Your objective: Would you write out the entries below, every one of them, exactly?

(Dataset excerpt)
+ + + + + + +

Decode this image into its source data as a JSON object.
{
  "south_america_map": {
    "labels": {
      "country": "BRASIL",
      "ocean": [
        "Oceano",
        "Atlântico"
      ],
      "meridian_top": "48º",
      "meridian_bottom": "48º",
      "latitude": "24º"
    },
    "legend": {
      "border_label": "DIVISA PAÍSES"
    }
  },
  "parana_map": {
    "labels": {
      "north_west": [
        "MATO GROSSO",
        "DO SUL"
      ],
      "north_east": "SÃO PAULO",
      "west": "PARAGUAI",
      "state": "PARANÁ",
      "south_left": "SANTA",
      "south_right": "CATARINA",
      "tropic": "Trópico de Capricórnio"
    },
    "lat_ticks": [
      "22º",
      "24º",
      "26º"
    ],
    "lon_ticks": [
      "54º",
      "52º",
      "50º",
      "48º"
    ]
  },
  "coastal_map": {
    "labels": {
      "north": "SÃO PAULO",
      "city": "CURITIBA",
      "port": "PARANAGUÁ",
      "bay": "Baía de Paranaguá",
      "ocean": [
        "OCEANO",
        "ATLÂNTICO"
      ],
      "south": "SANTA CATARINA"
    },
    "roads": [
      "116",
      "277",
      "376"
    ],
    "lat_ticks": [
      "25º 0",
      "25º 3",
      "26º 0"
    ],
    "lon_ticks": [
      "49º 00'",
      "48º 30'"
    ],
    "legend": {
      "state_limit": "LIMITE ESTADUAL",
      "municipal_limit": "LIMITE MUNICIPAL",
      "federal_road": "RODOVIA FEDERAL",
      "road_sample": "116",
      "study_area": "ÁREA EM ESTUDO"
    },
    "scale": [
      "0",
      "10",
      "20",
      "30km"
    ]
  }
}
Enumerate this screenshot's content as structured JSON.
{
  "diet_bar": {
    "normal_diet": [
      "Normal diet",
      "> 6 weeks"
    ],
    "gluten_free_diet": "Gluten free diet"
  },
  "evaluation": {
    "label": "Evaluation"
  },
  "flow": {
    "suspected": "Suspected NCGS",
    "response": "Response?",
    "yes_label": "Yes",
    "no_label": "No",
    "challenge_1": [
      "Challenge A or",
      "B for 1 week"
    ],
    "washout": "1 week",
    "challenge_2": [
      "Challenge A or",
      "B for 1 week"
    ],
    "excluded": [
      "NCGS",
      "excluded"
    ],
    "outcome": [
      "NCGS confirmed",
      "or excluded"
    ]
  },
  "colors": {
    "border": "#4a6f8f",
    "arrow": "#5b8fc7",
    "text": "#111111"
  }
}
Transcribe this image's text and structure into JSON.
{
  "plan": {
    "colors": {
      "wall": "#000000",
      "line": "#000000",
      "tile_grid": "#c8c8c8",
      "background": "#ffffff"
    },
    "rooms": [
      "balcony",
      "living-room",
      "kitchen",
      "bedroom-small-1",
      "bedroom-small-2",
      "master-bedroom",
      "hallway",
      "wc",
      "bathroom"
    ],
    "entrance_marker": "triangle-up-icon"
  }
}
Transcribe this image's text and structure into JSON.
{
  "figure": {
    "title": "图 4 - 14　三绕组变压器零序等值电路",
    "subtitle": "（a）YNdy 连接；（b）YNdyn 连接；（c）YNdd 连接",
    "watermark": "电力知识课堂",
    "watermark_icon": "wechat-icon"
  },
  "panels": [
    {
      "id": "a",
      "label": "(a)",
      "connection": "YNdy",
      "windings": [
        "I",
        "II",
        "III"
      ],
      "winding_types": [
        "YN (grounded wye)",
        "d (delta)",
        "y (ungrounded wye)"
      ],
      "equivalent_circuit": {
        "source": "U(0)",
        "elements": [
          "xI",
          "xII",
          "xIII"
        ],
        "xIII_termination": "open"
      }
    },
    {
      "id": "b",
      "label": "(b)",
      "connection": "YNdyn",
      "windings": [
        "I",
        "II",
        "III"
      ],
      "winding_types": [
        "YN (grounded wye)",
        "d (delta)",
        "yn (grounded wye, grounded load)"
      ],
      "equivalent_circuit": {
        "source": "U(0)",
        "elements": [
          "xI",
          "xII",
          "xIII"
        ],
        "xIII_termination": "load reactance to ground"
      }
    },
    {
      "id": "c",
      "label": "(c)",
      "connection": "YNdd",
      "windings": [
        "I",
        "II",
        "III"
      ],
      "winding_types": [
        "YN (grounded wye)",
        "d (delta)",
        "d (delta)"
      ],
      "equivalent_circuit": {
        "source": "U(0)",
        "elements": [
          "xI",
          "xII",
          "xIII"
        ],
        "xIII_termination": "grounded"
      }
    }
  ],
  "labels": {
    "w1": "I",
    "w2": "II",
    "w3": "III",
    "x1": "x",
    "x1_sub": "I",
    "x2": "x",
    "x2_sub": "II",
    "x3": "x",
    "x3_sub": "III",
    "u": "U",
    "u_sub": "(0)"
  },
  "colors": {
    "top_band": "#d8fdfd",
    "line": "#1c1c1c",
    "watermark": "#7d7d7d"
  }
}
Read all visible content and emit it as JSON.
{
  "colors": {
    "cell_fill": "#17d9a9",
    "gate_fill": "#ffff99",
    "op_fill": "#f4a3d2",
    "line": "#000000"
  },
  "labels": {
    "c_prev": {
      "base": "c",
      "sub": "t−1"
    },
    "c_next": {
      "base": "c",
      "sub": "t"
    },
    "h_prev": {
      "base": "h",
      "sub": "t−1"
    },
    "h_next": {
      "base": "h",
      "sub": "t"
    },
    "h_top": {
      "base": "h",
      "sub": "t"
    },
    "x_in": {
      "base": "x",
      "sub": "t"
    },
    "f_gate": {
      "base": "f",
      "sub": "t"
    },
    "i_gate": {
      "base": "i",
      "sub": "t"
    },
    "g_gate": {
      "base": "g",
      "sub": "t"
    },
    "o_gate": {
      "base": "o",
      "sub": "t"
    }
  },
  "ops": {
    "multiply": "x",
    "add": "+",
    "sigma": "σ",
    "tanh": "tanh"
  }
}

+ + + + + + +

Answer to the problem:
Decode this image into its source data as a JSON object.
{
  "south_america_map": {
    "labels": {
      "country": "BRASIL",
      "ocean": [
        "Oceano",
        "Atlântico"
      ],
      "meridian_top": "48º",
      "meridian_bottom": "48º",
      "latitude": "24º"
    },
    "legend": {
      "border_label": "DIVISA PAÍSES"
    }
  },
  "parana_map": {
    "labels": {
      "north_west": [
        "MATO GROSSO",
        "DO SUL"
      ],
      "north_east": "SÃO PAULO",
      "west": "PARAGUAI",
      "state": "PARANÁ",
      "south_left": "SANTA",
      "south_right": "CATARINA",
      "tropic": "Trópico de Capricórnio"
    },
    "lat_ticks": [
      "22º",
      "24º",
      "26º"
    ],
    "lon_ticks": [
      "54º",
      "52º",
      "50º",
      "48º"
    ]
  },
  "coastal_map": {
    "labels": {
      "north": "SÃO PAULO",
      "city": "CURITIBA",
      "port": "PARANAGUÁ",
      "bay": "Baía de Paranaguá",
      "ocean": [
        "OCEANO",
        "ATLÂNTICO"
      ],
      "south": "SANTA CATARINA"
    },
    "roads": [
      "116",
      "277",
      "376"
    ],
    "lat_ticks": [
      "25º 0",
      "25º 3",
      "26º 0"
    ],
    "lon_ticks": [
      "49º 00'",
      "48º 30'"
    ],
    "legend": {
      "state_limit": "LIMITE ESTADUAL",
      "municipal_limit": "LIMITE MUNICIPAL",
      "federal_road": "RODOVIA FEDERAL",
      "road_sample": "116",
      "study_area": "ÁREA EM ESTUDO"
    },
    "scale": [
      "0",
      "10",
      "20",
      "30km"
    ]
  }
}
Enumerate this screenshot's content as structured JSON.
{
  "diet_bar": {
    "normal_diet": [
      "Normal diet",
      "> 6 weeks"
    ],
    "gluten_free_diet": "Gluten free diet"
  },
  "evaluation": {
    "label": "Evaluation"
  },
  "flow": {
    "suspected": "Suspected NCGS",
    "response": "Response?",
    "yes_label": "Yes",
    "no_label": "No",
    "challenge_1": [
      "Challenge A or",
      "B for 1 week"
    ],
    "washout": "1 week",
    "challenge_2": [
      "Challenge A or",
      "B for 1 week"
    ],
    "excluded": [
      "NCGS",
      "excluded"
    ],
    "outcome": [
      "NCGS confirmed",
      "or excluded"
    ]
  },
  "colors": {
    "border": "#4a6f8f",
    "arrow": "#5b8fc7",
    "text": "#111111"
  }
}
Transcribe this image's text and structure into JSON.
{
  "plan": {
    "colors": {
      "wall": "#000000",
      "line": "#000000",
      "tile_grid": "#c8c8c8",
      "background": "#ffffff"
    },
    "rooms": [
      "balcony",
      "living-room",
      "kitchen",
      "bedroom-small-1",
      "bedroom-small-2",
      "master-bedroom",
      "hallway",
      "wc",
      "bathroom"
    ],
    "entrance_marker": "triangle-up-icon"
  }
}
Transcribe this image's text and structure into JSON.
{
  "figure": {
    "title": "图 4 - 14　三绕组变压器零序等值电路",
    "subtitle": "（a）YNdy 连接；（b）YNdyn 连接；（c）YNdd 连接",
    "watermark": "电力知识课堂",
    "watermark_icon": "wechat-icon"
  },
  "panels": [
    {
      "id": "a",
      "label": "(a)",
      "connection": "YNdy",
      "windings": [
        "I",
        "II",
        "III"
      ],
      "winding_types": [
        "YN (grounded wye)",
        "d (delta)",
        "y (ungrounded wye)"
      ],
      "equivalent_circuit": {
        "source": "U(0)",
        "elements": [
          "xI",
          "xII",
          "xIII"
        ],
        "xIII_termination": "open"
      }
    },
    {
      "id": "b",
      "label": "(b)",
      "connection": "YNdyn",
      "windings": [
        "I",
        "II",
        "III"
      ],
      "winding_types": [
        "YN (grounded wye)",
        "d (delta)",
        "yn (grounded wye, grounded load)"
      ],
      "equivalent_circuit": {
        "source": "U(0)",
        "elements": [
          "xI",
          "xII",
          "xIII"
        ],
        "xIII_termination": "load reactance to ground"
      }
    },
    {
      "id": "c",
      "label": "(c)",
      "connection": "YNdd",
      "windings": [
        "I",
        "II",
        "III"
      ],
      "winding_types": [
        "YN (grounded wye)",
        "d (delta)",
        "d (delta)"
      ],
      "equivalent_circuit": {
        "source": "U(0)",
        "elements": [
          "xI",
          "xII",
          "xIII"
        ],
        "xIII_termination": "grounded"
      }
    }
  ],
  "labels": {
    "w1": "I",
    "w2": "II",
    "w3": "III",
    "x1": "x",
    "x1_sub": "I",
    "x2": "x",
    "x2_sub": "II",
    "x3": "x",
    "x3_sub": "III",
    "u": "U",
    "u_sub": "(0)"
  },
  "colors": {
    "top_band": "#d8fdfd",
    "line": "#1c1c1c",
    "watermark": "#7d7d7d"
  }
}
Read all visible content and emit it as JSON.
{
  "colors": {
    "cell_fill": "#17d9a9",
    "gate_fill": "#ffff99",
    "op_fill": "#f4a3d2",
    "line": "#000000"
  },
  "labels": {
    "c_prev": {
      "base": "c",
      "sub": "t−1"
    },
    "c_next": {
      "base": "c",
      "sub": "t"
    },
    "h_prev": {
      "base": "h",
      "sub": "t−1"
    },
    "h_next": {
      "base": "h",
      "sub": "t"
    },
    "h_top": {
      "base": "h",
      "sub": "t"
    },
    "x_in": {
      "base": "x",
      "sub": "t"
    },
    "f_gate": {
      "base": "f",
      "sub": "t"
    },
    "i_gate": {
      "base": "i",
      "sub": "t"
    },
    "g_gate": {
      "base": "g",
      "sub": "t"
    },
    "o_gate": {
      "base": "o",
      "sub": "t"
    }
  },
  "ops": {
    "multiply": "x",
    "add": "+",
    "sigma": "σ",
    "tanh": "tanh"
  }
}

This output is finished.